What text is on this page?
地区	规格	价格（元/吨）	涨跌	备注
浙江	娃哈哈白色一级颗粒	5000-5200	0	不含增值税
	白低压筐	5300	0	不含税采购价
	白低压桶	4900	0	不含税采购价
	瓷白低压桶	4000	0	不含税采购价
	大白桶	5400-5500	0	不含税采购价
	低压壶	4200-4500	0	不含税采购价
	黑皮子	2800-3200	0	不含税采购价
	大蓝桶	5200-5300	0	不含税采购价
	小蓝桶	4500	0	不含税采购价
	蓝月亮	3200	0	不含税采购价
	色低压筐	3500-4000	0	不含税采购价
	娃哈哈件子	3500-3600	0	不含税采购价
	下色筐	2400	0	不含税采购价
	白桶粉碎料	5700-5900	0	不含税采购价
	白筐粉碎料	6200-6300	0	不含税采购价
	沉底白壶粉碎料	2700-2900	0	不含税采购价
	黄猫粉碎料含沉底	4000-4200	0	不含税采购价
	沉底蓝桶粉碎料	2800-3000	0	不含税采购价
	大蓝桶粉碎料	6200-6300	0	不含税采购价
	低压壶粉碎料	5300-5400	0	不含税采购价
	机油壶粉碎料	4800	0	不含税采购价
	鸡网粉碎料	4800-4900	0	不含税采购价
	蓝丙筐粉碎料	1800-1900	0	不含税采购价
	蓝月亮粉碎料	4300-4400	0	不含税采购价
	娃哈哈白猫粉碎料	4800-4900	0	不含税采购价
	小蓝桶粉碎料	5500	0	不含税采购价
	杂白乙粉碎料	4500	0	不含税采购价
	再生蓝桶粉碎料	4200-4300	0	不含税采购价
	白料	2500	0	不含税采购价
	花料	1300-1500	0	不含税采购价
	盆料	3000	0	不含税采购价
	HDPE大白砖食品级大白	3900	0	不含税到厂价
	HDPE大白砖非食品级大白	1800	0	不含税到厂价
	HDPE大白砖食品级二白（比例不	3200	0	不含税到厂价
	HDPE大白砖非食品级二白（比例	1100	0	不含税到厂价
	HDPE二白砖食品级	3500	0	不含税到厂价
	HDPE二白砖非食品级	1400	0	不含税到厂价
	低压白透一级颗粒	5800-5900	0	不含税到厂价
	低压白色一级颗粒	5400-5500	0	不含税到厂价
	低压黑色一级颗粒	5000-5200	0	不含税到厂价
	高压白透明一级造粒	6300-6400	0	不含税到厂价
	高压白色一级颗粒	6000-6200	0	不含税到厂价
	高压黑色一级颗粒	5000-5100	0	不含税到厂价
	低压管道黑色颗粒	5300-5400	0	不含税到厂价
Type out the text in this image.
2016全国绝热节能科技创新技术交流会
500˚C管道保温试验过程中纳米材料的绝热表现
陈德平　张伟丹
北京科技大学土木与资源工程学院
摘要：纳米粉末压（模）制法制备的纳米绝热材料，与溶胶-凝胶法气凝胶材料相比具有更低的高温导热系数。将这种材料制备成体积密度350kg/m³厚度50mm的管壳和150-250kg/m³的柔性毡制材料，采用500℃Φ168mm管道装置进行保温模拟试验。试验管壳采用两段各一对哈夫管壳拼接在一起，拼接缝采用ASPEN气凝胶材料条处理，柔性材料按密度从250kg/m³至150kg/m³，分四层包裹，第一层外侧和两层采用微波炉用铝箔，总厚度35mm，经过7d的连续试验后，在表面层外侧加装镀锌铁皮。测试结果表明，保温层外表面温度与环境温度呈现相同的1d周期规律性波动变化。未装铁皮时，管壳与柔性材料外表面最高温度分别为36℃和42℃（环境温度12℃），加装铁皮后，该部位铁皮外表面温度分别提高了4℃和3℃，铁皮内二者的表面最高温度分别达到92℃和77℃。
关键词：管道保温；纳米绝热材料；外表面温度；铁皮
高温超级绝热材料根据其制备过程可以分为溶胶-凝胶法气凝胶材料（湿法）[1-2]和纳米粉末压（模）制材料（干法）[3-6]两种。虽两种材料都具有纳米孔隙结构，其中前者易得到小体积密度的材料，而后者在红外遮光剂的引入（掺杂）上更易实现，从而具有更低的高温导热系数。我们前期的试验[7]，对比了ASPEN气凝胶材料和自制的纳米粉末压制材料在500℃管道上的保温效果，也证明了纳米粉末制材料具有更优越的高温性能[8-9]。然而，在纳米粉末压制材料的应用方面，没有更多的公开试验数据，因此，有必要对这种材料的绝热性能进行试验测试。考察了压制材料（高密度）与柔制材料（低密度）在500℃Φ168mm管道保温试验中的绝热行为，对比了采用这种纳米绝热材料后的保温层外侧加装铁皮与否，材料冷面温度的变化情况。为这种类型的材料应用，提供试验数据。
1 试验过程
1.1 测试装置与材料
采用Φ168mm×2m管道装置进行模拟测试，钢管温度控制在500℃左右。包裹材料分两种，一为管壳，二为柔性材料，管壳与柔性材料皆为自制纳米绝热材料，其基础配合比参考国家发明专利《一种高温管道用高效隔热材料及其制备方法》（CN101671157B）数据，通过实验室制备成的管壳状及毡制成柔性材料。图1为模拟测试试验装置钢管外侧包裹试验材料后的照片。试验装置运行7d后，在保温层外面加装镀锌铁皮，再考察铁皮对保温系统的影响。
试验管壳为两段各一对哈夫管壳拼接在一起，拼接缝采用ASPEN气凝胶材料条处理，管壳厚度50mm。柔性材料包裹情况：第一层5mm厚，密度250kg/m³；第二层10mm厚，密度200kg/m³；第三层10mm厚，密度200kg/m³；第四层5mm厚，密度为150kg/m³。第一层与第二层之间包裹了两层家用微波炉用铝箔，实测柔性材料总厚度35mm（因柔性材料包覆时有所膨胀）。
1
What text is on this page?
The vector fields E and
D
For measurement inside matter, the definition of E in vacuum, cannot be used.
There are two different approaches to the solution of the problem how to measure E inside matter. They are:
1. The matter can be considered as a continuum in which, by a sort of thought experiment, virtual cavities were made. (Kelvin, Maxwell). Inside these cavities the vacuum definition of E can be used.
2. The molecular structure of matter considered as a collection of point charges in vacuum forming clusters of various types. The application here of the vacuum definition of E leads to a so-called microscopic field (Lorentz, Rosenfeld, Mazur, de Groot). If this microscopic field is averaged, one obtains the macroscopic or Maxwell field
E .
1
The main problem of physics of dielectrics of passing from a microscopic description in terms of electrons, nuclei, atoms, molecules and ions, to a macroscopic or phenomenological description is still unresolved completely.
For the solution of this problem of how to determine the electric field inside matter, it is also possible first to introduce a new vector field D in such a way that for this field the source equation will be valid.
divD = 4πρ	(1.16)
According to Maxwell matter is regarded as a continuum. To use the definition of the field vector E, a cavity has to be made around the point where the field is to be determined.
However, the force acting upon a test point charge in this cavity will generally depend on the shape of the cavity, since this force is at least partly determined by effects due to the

◆ ◆ ◆

_GOAL:_
All lines of the data above that include the word "vacuum" must be shown.

_REPLY:_
For measurement inside matter, the definition of E in vacuum, cannot be used.
1. The matter can be considered as a continuum in which, by a sort of thought experiment, virtual cavities were made. (Kelvin, Maxwell). Inside these cavities the vacuum definition of E can be used.
2. The molecular structure of matter considered as a collection of point charges in vacuum forming clusters of various types. The application here of the vacuum definition of E leads to a so-called microscopic field (Lorentz, Rosenfeld, Mazur, de Groot). If this microscopic field is averaged, one obtains the macroscopic or Maxwell field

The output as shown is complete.